EXERCISE BRIEF
Using the listing below, copy every line that mentions "državo".

RECORDS FOR THE EXERCISE
□ □ □ □

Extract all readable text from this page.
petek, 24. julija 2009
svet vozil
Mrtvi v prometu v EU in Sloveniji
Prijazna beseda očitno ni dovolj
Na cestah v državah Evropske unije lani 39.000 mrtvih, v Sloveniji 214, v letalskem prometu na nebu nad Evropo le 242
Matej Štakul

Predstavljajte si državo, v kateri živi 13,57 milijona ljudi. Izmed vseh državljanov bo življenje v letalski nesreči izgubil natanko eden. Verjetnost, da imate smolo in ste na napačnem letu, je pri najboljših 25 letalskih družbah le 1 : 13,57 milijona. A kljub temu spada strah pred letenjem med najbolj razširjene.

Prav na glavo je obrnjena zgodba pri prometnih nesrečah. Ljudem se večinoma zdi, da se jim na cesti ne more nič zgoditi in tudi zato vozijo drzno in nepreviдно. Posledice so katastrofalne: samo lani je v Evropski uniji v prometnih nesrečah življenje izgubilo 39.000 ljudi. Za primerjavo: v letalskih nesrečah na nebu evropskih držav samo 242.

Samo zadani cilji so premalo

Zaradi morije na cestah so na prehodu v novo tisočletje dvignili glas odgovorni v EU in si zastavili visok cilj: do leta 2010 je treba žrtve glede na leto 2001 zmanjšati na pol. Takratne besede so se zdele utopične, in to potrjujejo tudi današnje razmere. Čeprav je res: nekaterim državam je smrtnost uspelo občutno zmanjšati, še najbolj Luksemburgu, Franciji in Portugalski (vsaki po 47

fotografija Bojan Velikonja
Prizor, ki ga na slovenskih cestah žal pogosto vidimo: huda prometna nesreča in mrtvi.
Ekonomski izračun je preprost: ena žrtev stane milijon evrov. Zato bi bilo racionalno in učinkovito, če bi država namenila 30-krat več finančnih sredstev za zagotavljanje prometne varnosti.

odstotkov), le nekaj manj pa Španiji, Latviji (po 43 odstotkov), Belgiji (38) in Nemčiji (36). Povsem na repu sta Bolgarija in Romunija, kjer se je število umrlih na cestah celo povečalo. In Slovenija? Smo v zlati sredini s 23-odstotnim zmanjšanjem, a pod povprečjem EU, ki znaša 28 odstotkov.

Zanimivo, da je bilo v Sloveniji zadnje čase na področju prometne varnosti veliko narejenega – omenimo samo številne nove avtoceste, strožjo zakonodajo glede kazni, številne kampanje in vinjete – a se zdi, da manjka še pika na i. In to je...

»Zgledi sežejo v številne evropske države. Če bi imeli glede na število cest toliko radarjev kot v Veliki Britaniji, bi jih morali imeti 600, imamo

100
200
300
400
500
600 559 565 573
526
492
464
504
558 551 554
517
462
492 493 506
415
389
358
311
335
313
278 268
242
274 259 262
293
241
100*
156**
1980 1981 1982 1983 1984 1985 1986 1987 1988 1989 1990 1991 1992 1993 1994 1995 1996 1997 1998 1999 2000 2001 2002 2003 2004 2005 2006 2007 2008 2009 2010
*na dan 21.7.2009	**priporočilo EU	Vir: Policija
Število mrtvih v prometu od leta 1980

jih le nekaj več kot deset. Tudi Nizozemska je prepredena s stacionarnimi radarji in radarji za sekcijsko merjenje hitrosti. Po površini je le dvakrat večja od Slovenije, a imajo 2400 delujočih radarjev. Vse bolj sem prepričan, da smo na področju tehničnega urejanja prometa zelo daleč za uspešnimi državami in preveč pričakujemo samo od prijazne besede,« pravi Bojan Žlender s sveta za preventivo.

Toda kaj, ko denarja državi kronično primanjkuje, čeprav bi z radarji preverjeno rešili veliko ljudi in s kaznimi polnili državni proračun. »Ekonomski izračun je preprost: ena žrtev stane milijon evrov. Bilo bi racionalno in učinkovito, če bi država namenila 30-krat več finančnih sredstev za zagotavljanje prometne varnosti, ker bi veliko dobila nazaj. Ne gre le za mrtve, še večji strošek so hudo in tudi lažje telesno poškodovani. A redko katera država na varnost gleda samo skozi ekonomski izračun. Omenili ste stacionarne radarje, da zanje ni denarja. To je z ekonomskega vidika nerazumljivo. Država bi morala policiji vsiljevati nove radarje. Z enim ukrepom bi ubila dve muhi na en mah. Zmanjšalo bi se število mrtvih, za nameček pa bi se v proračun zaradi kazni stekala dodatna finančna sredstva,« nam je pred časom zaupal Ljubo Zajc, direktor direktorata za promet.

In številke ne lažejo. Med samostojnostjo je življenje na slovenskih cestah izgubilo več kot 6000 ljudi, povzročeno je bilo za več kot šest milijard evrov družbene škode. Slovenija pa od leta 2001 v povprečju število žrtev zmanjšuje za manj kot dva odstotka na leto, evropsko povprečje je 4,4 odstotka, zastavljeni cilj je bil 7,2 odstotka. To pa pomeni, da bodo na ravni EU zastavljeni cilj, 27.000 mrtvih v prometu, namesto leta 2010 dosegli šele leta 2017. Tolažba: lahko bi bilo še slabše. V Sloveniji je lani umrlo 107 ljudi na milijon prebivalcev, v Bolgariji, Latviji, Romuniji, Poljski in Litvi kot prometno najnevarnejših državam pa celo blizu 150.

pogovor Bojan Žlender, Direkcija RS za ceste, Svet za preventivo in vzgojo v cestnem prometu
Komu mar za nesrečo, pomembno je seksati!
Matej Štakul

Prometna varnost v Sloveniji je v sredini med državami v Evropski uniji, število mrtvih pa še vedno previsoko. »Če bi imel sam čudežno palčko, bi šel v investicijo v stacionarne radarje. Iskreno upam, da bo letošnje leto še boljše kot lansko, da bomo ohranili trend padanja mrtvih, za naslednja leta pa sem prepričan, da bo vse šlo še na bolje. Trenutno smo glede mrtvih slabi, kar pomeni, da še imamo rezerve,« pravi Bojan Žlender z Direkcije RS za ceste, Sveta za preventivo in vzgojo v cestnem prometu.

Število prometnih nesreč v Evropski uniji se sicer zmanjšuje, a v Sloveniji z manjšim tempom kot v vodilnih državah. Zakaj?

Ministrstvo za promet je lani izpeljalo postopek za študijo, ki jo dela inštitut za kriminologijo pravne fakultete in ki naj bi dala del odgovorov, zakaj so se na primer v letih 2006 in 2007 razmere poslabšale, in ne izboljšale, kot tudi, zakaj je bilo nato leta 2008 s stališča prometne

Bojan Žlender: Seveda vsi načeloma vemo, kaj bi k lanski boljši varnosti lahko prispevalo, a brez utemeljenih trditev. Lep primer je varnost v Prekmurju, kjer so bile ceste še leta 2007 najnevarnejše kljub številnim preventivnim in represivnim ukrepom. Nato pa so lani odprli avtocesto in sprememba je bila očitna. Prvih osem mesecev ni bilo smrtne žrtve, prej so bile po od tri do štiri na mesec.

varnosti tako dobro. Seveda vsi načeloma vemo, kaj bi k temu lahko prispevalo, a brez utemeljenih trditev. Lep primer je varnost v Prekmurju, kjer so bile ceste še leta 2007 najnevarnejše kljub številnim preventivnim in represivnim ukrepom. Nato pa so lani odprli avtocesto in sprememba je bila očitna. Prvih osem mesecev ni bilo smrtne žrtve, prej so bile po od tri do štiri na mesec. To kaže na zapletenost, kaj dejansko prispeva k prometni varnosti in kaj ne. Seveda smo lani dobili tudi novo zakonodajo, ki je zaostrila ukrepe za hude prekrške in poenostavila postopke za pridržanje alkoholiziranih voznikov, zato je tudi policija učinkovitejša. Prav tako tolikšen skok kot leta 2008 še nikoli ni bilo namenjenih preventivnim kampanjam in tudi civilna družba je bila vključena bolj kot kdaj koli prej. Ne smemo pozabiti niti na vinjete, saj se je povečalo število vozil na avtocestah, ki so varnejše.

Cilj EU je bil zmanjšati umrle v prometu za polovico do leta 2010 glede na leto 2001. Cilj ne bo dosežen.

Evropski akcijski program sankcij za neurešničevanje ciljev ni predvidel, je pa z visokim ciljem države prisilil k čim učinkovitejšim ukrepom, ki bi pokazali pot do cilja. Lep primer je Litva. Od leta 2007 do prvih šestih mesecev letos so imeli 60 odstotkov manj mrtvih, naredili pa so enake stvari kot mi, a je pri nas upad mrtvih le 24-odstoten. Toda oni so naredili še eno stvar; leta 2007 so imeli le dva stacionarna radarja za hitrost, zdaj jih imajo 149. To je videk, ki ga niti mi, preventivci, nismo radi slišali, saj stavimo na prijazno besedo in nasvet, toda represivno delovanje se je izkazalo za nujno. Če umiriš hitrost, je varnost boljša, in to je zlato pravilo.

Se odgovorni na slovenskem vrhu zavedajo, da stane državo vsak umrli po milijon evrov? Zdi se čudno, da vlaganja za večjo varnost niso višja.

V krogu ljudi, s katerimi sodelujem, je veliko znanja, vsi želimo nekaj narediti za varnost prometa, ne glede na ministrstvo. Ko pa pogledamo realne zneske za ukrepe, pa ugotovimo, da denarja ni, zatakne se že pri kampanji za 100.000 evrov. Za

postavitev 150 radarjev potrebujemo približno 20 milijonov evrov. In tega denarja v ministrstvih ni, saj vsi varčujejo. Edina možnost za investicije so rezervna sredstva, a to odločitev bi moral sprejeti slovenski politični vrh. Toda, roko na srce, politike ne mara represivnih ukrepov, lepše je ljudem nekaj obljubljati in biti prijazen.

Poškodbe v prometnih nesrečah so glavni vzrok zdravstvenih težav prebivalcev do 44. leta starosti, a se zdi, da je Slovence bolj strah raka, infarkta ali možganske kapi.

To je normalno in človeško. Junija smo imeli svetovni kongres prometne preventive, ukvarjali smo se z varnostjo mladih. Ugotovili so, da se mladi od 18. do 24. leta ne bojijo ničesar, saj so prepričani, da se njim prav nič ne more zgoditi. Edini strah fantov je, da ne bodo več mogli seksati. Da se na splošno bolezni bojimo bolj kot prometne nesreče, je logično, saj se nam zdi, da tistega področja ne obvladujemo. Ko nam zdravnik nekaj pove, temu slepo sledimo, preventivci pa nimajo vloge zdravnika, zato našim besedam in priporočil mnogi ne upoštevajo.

□ □ □ □

CORRECT RESPONSE
Predstavljajte si državo, v kateri živi 13,57 milijona ljudi. Izmed vseh državljanov bo življenje v letalski nesreči izgubil natanko eden. Verjetnost, da imate smolo in ste na napačnem letu, je pri najboljših 25 letalskih družbah le 1 : 13,57 milijona. A kljub temu spada strah pred letenjem med najbolj razširjene.
Se odgovorni na slovenskem vrhu zavedajo, da stane državo vsak umrli po milijon evrov? Zdi se čudno, da vlaganja za večjo varnost niso višja.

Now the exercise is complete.